======== ENTRIES SHOWN

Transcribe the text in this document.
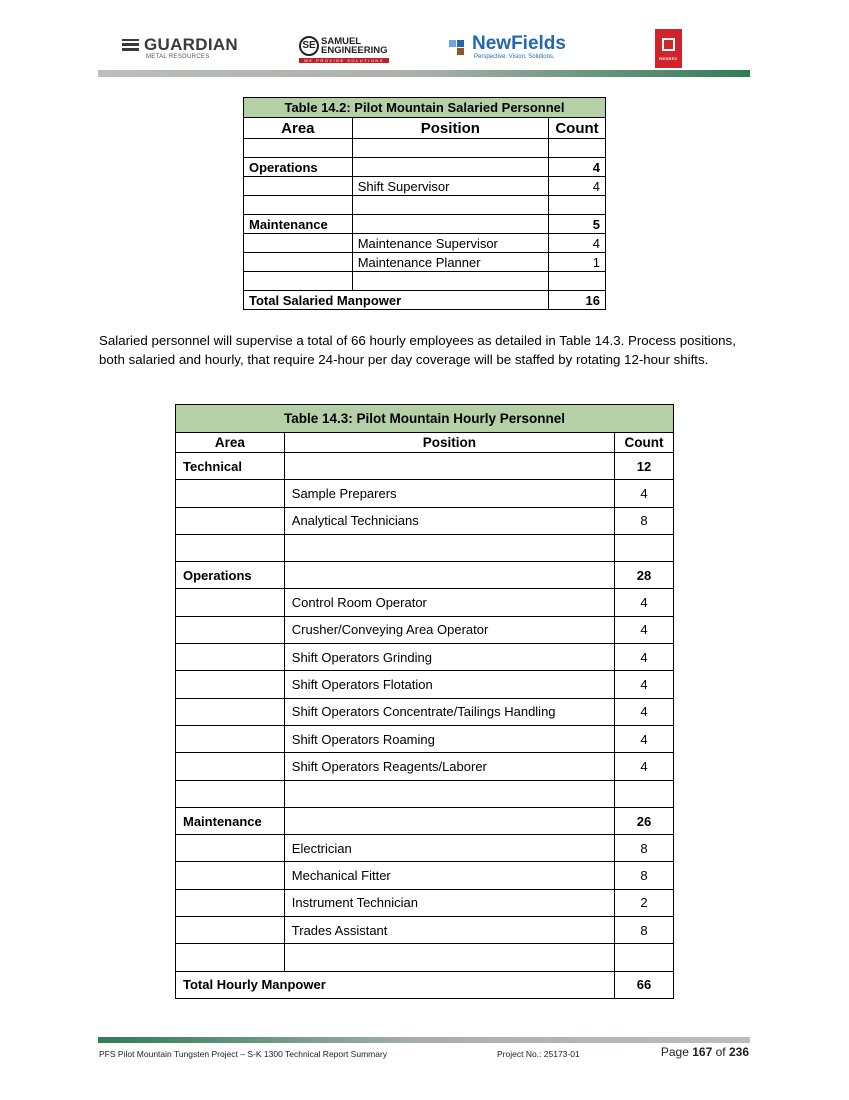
GUARDIAN
METAL RESOURCES
SE SAMUEL
ENGINEERING
WE PROVIDE SOLUTIONS
NewFields
Perspective. Vision. Solutions.	RESREC
Table 14.2: Pilot Mountain Salaried Personnel		
Area	Position	Count

Operations		4
	Shift Supervisor	4

Maintenance		5
	Maintenance Supervisor	4
	Maintenance Planner	1

Total Salaried Manpower		16

Salaried personnel will supervise a total of 66 hourly employees as detailed in Table 14.3. Process positions, both salaried and hourly, that require 24-hour per day coverage will be staffed by rotating 12-hour shifts.

Table 14.3: Pilot Mountain Hourly Personnel		
Area	Position	Count
Technical		12
	Sample Preparers	4
	Analytical Technicians	8

Operations		28
	Control Room Operator	4
	Crusher/Conveying Area Operator	4
	Shift Operators Grinding	4
	Shift Operators Flotation	4
	Shift Operators Concentrate/Tailings Handling	4
	Shift Operators Roaming	4
	Shift Operators Reagents/Laborer	4

Maintenance		26
	Electrician	8
	Mechanical Fitter	8
	Instrument Technician	2
	Trades Assistant	8

Total Hourly Manpower		66
PFS Pilot Mountain Tungsten Project – S-K 1300 Technical Report Summary	Project No.: 25173-01	Page 167 of 236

================

- **THE TASK**:
Look for "Operators" and pull out every line that has it.

- **RESPONSE**:
	Shift Operators Grinding	4
	Shift Operators Flotation	4
	Shift Operators Concentrate/Tailings Handling	4
	Shift Operators Roaming	4
	Shift Operators Reagents/Laborer	4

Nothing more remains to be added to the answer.